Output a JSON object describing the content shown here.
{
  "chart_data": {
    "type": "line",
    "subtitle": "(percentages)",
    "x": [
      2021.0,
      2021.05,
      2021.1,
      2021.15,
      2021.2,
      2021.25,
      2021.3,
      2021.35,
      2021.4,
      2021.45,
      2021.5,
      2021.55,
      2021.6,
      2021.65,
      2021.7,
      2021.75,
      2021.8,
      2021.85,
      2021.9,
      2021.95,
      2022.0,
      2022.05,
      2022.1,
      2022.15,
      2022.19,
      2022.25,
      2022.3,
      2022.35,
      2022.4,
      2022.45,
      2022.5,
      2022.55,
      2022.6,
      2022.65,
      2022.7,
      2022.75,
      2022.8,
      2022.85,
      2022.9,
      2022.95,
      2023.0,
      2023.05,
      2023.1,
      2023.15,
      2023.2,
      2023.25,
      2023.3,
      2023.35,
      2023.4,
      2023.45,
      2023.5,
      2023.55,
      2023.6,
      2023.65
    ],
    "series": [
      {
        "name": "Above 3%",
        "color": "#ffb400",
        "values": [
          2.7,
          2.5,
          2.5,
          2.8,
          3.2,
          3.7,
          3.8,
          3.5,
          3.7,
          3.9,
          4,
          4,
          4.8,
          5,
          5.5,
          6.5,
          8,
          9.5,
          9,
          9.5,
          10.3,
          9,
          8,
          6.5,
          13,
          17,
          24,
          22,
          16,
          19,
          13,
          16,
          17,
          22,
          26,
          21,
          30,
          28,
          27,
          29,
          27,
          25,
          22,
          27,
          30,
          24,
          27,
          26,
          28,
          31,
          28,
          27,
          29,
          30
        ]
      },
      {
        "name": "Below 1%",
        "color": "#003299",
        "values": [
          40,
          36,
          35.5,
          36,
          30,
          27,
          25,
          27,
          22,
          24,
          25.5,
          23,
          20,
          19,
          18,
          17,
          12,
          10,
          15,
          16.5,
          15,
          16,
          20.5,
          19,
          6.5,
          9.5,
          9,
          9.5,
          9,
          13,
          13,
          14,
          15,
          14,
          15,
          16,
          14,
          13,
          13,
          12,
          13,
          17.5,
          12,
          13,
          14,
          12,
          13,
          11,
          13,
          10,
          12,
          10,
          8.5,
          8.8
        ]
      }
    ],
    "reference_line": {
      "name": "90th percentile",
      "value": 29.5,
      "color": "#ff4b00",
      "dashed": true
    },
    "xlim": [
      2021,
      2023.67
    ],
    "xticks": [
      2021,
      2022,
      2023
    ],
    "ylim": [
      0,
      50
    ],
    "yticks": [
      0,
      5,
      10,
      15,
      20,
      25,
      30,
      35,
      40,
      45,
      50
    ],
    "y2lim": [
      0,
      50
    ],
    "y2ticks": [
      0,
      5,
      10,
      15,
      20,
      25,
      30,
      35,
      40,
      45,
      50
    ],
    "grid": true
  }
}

• • • • •

= EXERCISE =
Write the listing out again, exactly as it reads.

= SOLUTION =
Output a JSON object describing the content shown here.
{
  "chart_data": {
    "type": "line",
    "subtitle": "(percentages)",
    "x": [
      2021.0,
      2021.05,
      2021.1,
      2021.15,
      2021.2,
      2021.25,
      2021.3,
      2021.35,
      2021.4,
      2021.45,
      2021.5,
      2021.55,
      2021.6,
      2021.65,
      2021.7,
      2021.75,
      2021.8,
      2021.85,
      2021.9,
      2021.95,
      2022.0,
      2022.05,
      2022.1,
      2022.15,
      2022.19,
      2022.25,
      2022.3,
      2022.35,
      2022.4,
      2022.45,
      2022.5,
      2022.55,
      2022.6,
      2022.65,
      2022.7,
      2022.75,
      2022.8,
      2022.85,
      2022.9,
      2022.95,
      2023.0,
      2023.05,
      2023.1,
      2023.15,
      2023.2,
      2023.25,
      2023.3,
      2023.35,
      2023.4,
      2023.45,
      2023.5,
      2023.55,
      2023.6,
      2023.65
    ],
    "series": [
      {
        "name": "Above 3%",
        "color": "#ffb400",
        "values": [
          2.7,
          2.5,
          2.5,
          2.8,
          3.2,
          3.7,
          3.8,
          3.5,
          3.7,
          3.9,
          4,
          4,
          4.8,
          5,
          5.5,
          6.5,
          8,
          9.5,
          9,
          9.5,
          10.3,
          9,
          8,
          6.5,
          13,
          17,
          24,
          22,
          16,
          19,
          13,
          16,
          17,
          22,
          26,
          21,
          30,
          28,
          27,
          29,
          27,
          25,
          22,
          27,
          30,
          24,
          27,
          26,
          28,
          31,
          28,
          27,
          29,
          30
        ]
      },
      {
        "name": "Below 1%",
        "color": "#003299",
        "values": [
          40,
          36,
          35.5,
          36,
          30,
          27,
          25,
          27,
          22,
          24,
          25.5,
          23,
          20,
          19,
          18,
          17,
          12,
          10,
          15,
          16.5,
          15,
          16,
          20.5,
          19,
          6.5,
          9.5,
          9,
          9.5,
          9,
          13,
          13,
          14,
          15,
          14,
          15,
          16,
          14,
          13,
          13,
          12,
          13,
          17.5,
          12,
          13,
          14,
          12,
          13,
          11,
          13,
          10,
          12,
          10,
          8.5,
          8.8
        ]
      }
    ],
    "reference_line": {
      "name": "90th percentile",
      "value": 29.5,
      "color": "#ff4b00",
      "dashed": true
    },
    "xlim": [
      2021,
      2023.67
    ],
    "xticks": [
      2021,
      2022,
      2023
    ],
    "ylim": [
      0,
      50
    ],
    "yticks": [
      0,
      5,
      10,
      15,
      20,
      25,
      30,
      35,
      40,
      45,
      50
    ],
    "y2lim": [
      0,
      50
    ],
    "y2ticks": [
      0,
      5,
      10,
      15,
      20,
      25,
      30,
      35,
      40,
      45,
      50
    ],
    "grid": true
  }
}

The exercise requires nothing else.